Brief
Sort through the data and copy the lines holding the word "JSON".

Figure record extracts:
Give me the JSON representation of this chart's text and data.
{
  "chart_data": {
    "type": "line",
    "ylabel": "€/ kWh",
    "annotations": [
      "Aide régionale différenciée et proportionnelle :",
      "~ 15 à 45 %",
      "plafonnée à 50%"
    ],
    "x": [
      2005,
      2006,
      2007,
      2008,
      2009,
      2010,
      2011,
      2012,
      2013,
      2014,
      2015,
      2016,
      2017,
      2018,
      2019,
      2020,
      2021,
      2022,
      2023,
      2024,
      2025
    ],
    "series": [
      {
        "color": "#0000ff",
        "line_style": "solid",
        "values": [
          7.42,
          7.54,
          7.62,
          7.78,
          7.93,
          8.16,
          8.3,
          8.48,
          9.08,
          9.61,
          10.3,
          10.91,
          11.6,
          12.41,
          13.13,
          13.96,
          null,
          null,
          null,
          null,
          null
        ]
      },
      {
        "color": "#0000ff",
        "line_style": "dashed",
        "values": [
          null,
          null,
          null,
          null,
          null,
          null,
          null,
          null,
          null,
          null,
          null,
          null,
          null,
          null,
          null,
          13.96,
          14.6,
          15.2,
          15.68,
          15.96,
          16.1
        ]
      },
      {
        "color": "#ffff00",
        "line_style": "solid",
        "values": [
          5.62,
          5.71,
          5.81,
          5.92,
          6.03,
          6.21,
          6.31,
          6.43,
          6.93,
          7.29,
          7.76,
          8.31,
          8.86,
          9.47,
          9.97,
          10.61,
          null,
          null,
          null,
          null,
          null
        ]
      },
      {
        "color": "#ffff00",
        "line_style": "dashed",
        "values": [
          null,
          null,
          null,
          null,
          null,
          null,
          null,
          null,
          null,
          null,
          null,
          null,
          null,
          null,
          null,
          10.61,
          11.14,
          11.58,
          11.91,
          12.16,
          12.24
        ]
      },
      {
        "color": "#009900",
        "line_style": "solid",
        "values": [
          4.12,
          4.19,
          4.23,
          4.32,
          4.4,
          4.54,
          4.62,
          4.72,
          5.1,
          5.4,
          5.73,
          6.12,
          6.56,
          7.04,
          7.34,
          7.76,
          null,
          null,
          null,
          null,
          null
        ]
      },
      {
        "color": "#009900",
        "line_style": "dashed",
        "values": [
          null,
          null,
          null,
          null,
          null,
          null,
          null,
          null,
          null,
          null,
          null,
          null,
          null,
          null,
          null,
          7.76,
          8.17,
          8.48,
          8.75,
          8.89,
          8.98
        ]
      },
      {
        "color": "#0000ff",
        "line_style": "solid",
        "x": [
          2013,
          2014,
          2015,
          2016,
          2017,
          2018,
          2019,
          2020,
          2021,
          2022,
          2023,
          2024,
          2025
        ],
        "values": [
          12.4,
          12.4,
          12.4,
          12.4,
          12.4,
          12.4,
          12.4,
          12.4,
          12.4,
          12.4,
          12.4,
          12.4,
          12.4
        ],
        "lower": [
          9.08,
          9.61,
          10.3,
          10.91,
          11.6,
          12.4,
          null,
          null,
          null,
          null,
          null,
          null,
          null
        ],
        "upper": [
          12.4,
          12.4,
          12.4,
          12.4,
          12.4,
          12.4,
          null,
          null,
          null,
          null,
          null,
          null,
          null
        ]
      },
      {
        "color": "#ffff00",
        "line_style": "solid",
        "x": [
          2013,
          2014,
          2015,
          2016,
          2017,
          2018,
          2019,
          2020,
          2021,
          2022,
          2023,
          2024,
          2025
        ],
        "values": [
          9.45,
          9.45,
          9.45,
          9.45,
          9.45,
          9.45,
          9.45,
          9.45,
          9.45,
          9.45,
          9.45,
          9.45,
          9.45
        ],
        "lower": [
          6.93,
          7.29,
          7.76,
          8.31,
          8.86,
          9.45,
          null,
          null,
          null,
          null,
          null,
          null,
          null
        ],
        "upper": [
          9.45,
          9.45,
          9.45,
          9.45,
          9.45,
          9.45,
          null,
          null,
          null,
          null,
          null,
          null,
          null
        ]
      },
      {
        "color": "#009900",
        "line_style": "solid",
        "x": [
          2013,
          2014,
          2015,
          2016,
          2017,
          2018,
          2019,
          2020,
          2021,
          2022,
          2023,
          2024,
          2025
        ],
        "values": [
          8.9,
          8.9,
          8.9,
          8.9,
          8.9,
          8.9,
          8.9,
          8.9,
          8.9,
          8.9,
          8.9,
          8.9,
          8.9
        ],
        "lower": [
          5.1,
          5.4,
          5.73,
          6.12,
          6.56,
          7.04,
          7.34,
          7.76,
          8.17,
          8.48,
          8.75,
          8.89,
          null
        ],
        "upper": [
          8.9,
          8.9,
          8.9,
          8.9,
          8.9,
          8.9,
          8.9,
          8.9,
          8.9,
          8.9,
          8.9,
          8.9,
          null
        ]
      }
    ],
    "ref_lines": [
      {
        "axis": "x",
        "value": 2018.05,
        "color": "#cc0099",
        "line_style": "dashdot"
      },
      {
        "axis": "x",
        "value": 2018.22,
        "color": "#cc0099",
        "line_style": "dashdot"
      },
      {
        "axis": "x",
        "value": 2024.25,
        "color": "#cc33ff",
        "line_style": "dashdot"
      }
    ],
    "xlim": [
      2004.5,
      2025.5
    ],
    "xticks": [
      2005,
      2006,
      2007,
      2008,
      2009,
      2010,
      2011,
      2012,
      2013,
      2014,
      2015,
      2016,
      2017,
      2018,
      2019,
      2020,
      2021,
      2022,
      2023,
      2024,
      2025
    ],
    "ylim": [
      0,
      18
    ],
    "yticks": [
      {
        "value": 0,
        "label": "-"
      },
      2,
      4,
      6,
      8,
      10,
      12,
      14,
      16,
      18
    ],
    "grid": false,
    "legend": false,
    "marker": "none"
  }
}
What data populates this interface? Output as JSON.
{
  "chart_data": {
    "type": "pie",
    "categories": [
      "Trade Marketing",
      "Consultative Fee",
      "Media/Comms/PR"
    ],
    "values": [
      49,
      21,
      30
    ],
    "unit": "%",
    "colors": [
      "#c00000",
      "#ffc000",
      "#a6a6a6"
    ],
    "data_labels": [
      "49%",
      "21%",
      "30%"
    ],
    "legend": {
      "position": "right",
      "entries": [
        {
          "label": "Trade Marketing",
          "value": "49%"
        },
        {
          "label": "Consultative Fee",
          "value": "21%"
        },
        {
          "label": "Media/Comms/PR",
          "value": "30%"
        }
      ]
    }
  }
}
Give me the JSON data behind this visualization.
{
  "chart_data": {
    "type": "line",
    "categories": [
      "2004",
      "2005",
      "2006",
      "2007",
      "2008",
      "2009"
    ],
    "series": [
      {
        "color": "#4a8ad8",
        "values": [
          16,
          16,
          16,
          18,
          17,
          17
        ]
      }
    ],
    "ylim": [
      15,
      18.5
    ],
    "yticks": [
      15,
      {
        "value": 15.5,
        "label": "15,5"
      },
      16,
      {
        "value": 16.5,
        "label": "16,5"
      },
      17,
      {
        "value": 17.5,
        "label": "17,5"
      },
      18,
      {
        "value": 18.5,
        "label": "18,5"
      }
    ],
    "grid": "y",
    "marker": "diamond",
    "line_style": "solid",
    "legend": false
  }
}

Solution to this problem
Give me the JSON representation of this chart's text and data.
What data populates this interface? Output as JSON.
Give me the JSON data behind this visualization.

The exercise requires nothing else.